- **Task objective**:
Repeat all of the records verbatim.

Start of Information shown

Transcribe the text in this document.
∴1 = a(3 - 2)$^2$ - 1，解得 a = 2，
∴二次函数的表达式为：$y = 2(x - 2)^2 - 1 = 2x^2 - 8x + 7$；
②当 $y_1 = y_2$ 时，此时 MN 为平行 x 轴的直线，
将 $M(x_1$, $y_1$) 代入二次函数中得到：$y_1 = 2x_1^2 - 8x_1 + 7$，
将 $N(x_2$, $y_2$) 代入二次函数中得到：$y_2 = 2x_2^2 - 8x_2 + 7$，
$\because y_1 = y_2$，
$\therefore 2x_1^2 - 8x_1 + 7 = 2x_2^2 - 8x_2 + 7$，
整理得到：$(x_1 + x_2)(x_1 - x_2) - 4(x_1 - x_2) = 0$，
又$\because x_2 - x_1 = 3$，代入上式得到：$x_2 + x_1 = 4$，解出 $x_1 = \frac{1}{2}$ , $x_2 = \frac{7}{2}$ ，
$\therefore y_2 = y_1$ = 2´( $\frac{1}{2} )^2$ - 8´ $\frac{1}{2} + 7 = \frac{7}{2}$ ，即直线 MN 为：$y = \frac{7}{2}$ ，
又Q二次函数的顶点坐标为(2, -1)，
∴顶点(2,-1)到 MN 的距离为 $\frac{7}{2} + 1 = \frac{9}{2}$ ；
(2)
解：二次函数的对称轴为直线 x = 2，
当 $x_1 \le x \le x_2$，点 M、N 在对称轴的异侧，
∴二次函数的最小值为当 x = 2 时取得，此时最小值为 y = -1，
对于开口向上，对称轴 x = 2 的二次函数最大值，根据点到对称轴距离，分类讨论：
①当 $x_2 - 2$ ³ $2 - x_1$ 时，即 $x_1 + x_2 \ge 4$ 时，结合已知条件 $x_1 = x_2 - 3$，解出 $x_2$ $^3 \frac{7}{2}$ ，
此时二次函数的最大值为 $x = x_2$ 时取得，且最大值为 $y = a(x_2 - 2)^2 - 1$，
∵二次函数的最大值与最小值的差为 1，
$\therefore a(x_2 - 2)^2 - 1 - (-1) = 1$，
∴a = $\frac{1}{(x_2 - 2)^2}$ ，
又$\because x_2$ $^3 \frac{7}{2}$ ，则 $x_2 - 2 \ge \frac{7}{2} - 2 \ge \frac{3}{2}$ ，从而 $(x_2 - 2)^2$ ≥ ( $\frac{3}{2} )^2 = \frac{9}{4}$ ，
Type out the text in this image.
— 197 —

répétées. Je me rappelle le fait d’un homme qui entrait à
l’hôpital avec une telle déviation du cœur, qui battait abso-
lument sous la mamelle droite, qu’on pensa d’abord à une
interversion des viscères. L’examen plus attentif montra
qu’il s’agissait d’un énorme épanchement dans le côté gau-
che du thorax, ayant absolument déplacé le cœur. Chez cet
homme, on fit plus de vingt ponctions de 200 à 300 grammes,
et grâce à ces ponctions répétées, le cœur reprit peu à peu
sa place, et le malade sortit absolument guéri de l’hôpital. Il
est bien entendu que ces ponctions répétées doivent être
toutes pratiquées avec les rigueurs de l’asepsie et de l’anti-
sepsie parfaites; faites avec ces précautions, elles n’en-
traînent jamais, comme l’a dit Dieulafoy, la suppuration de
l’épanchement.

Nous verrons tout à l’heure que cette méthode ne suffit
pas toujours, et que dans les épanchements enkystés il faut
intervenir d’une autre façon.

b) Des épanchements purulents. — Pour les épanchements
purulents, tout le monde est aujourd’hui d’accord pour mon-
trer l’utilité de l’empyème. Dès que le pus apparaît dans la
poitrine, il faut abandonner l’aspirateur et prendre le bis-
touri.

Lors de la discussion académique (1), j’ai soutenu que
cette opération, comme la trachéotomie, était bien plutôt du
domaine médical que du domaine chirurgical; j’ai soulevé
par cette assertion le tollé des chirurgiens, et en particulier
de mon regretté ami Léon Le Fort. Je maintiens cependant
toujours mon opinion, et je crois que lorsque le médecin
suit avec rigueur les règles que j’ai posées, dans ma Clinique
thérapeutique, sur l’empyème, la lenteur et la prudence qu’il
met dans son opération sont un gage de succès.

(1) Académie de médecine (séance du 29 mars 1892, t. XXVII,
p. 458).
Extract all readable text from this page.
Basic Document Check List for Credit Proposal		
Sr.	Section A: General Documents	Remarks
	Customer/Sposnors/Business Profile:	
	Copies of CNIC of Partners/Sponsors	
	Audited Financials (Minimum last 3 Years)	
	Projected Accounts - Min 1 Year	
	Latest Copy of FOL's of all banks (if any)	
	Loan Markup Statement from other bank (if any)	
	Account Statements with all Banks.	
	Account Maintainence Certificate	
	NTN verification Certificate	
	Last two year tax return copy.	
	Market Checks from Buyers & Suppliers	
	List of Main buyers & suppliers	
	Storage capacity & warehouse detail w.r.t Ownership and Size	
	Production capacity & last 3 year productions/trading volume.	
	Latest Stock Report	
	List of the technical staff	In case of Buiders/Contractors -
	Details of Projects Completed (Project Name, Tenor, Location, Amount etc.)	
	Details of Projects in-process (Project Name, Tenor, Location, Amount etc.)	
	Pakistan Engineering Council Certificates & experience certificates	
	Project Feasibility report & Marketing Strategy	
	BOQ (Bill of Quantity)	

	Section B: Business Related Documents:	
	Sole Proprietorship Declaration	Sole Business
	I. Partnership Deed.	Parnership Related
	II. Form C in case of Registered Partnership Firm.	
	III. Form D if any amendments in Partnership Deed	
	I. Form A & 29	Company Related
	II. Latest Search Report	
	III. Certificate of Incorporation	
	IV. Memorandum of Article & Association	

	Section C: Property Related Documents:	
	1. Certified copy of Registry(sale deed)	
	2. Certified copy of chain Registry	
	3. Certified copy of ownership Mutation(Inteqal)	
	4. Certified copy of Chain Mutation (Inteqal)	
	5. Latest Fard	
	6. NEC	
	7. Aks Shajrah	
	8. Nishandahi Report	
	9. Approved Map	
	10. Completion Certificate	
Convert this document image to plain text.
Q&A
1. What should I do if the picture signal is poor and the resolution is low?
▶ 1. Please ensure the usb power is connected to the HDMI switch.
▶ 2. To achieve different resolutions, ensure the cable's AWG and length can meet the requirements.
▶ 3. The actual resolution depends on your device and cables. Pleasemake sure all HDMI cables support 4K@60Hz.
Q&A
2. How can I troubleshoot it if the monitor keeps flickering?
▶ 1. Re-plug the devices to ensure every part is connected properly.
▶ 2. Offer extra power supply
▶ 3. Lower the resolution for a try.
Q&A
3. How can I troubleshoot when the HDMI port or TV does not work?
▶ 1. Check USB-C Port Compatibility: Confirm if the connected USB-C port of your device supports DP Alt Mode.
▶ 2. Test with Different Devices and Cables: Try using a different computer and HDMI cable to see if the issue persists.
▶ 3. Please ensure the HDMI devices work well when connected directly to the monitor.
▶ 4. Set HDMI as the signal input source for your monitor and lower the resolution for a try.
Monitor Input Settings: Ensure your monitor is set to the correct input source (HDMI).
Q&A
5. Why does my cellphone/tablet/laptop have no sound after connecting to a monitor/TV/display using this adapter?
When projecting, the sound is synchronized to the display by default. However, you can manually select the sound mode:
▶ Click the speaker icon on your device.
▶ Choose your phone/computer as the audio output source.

End of Information shown

- **Written response**:
Transcribe the text in this document.
∴1 = a(3 - 2)$^2$ - 1，解得 a = 2，
∴二次函数的表达式为：$y = 2(x - 2)^2 - 1 = 2x^2 - 8x + 7$；
②当 $y_1 = y_2$ 时，此时 MN 为平行 x 轴的直线，
将 $M(x_1$, $y_1$) 代入二次函数中得到：$y_1 = 2x_1^2 - 8x_1 + 7$，
将 $N(x_2$, $y_2$) 代入二次函数中得到：$y_2 = 2x_2^2 - 8x_2 + 7$，
$\because y_1 = y_2$，
$\therefore 2x_1^2 - 8x_1 + 7 = 2x_2^2 - 8x_2 + 7$，
整理得到：$(x_1 + x_2)(x_1 - x_2) - 4(x_1 - x_2) = 0$，
又$\because x_2 - x_1 = 3$，代入上式得到：$x_2 + x_1 = 4$，解出 $x_1 = \frac{1}{2}$ , $x_2 = \frac{7}{2}$ ，
$\therefore y_2 = y_1$ = 2´( $\frac{1}{2} )^2$ - 8´ $\frac{1}{2} + 7 = \frac{7}{2}$ ，即直线 MN 为：$y = \frac{7}{2}$ ，
又Q二次函数的顶点坐标为(2, -1)，
∴顶点(2,-1)到 MN 的距离为 $\frac{7}{2} + 1 = \frac{9}{2}$ ；
(2)
解：二次函数的对称轴为直线 x = 2，
当 $x_1 \le x \le x_2$，点 M、N 在对称轴的异侧，
∴二次函数的最小值为当 x = 2 时取得，此时最小值为 y = -1，
对于开口向上，对称轴 x = 2 的二次函数最大值，根据点到对称轴距离，分类讨论：
①当 $x_2 - 2$ ³ $2 - x_1$ 时，即 $x_1 + x_2 \ge 4$ 时，结合已知条件 $x_1 = x_2 - 3$，解出 $x_2$ $^3 \frac{7}{2}$ ，
此时二次函数的最大值为 $x = x_2$ 时取得，且最大值为 $y = a(x_2 - 2)^2 - 1$，
∵二次函数的最大值与最小值的差为 1，
$\therefore a(x_2 - 2)^2 - 1 - (-1) = 1$，
∴a = $\frac{1}{(x_2 - 2)^2}$ ，
又$\because x_2$ $^3 \frac{7}{2}$ ，则 $x_2 - 2 \ge \frac{7}{2} - 2 \ge \frac{3}{2}$ ，从而 $(x_2 - 2)^2$ ≥ ( $\frac{3}{2} )^2 = \frac{9}{4}$ ，
Type out the text in this image.
— 197 —

répétées. Je me rappelle le fait d’un homme qui entrait à
l’hôpital avec une telle déviation du cœur, qui battait abso-
lument sous la mamelle droite, qu’on pensa d’abord à une
interversion des viscères. L’examen plus attentif montra
qu’il s’agissait d’un énorme épanchement dans le côté gau-
che du thorax, ayant absolument déplacé le cœur. Chez cet
homme, on fit plus de vingt ponctions de 200 à 300 grammes,
et grâce à ces ponctions répétées, le cœur reprit peu à peu
sa place, et le malade sortit absolument guéri de l’hôpital. Il
est bien entendu que ces ponctions répétées doivent être
toutes pratiquées avec les rigueurs de l’asepsie et de l’anti-
sepsie parfaites; faites avec ces précautions, elles n’en-
traînent jamais, comme l’a dit Dieulafoy, la suppuration de
l’épanchement.

Nous verrons tout à l’heure que cette méthode ne suffit
pas toujours, et que dans les épanchements enkystés il faut
intervenir d’une autre façon.

b) Des épanchements purulents. — Pour les épanchements
purulents, tout le monde est aujourd’hui d’accord pour mon-
trer l’utilité de l’empyème. Dès que le pus apparaît dans la
poitrine, il faut abandonner l’aspirateur et prendre le bis-
touri.

Lors de la discussion académique (1), j’ai soutenu que
cette opération, comme la trachéotomie, était bien plutôt du
domaine médical que du domaine chirurgical; j’ai soulevé
par cette assertion le tollé des chirurgiens, et en particulier
de mon regretté ami Léon Le Fort. Je maintiens cependant
toujours mon opinion, et je crois que lorsque le médecin
suit avec rigueur les règles que j’ai posées, dans ma Clinique
thérapeutique, sur l’empyème, la lenteur et la prudence qu’il
met dans son opération sont un gage de succès.

(1) Académie de médecine (séance du 29 mars 1892, t. XXVII,
p. 458).
Extract all readable text from this page.
Basic Document Check List for Credit Proposal		
Sr.	Section A: General Documents	Remarks
	Customer/Sposnors/Business Profile:	
	Copies of CNIC of Partners/Sponsors	
	Audited Financials (Minimum last 3 Years)	
	Projected Accounts - Min 1 Year	
	Latest Copy of FOL's of all banks (if any)	
	Loan Markup Statement from other bank (if any)	
	Account Statements with all Banks.	
	Account Maintainence Certificate	
	NTN verification Certificate	
	Last two year tax return copy.	
	Market Checks from Buyers & Suppliers	
	List of Main buyers & suppliers	
	Storage capacity & warehouse detail w.r.t Ownership and Size	
	Production capacity & last 3 year productions/trading volume.	
	Latest Stock Report	
	List of the technical staff	In case of Buiders/Contractors -
	Details of Projects Completed (Project Name, Tenor, Location, Amount etc.)	
	Details of Projects in-process (Project Name, Tenor, Location, Amount etc.)	
	Pakistan Engineering Council Certificates & experience certificates	
	Project Feasibility report & Marketing Strategy	
	BOQ (Bill of Quantity)	

	Section B: Business Related Documents:	
	Sole Proprietorship Declaration	Sole Business
	I. Partnership Deed.	Parnership Related
	II. Form C in case of Registered Partnership Firm.	
	III. Form D if any amendments in Partnership Deed	
	I. Form A & 29	Company Related
	II. Latest Search Report	
	III. Certificate of Incorporation	
	IV. Memorandum of Article & Association	

	Section C: Property Related Documents:	
	1. Certified copy of Registry(sale deed)	
	2. Certified copy of chain Registry	
	3. Certified copy of ownership Mutation(Inteqal)	
	4. Certified copy of Chain Mutation (Inteqal)	
	5. Latest Fard	
	6. NEC	
	7. Aks Shajrah	
	8. Nishandahi Report	
	9. Approved Map	
	10. Completion Certificate	
Convert this document image to plain text.
Q&A
1. What should I do if the picture signal is poor and the resolution is low?
▶ 1. Please ensure the usb power is connected to the HDMI switch.
▶ 2. To achieve different resolutions, ensure the cable's AWG and length can meet the requirements.
▶ 3. The actual resolution depends on your device and cables. Pleasemake sure all HDMI cables support 4K@60Hz.
Q&A
2. How can I troubleshoot it if the monitor keeps flickering?
▶ 1. Re-plug the devices to ensure every part is connected properly.
▶ 2. Offer extra power supply
▶ 3. Lower the resolution for a try.
Q&A
3. How can I troubleshoot when the HDMI port or TV does not work?
▶ 1. Check USB-C Port Compatibility: Confirm if the connected USB-C port of your device supports DP Alt Mode.
▶ 2. Test with Different Devices and Cables: Try using a different computer and HDMI cable to see if the issue persists.
▶ 3. Please ensure the HDMI devices work well when connected directly to the monitor.
▶ 4. Set HDMI as the signal input source for your monitor and lower the resolution for a try.
Monitor Input Settings: Ensure your monitor is set to the correct input source (HDMI).
Q&A
5. Why does my cellphone/tablet/laptop have no sound after connecting to a monitor/TV/display using this adapter?
When projecting, the sound is synchronized to the display by default. However, you can manually select the sound mode:
▶ Click the speaker icon on your device.
▶ Choose your phone/computer as the audio output source.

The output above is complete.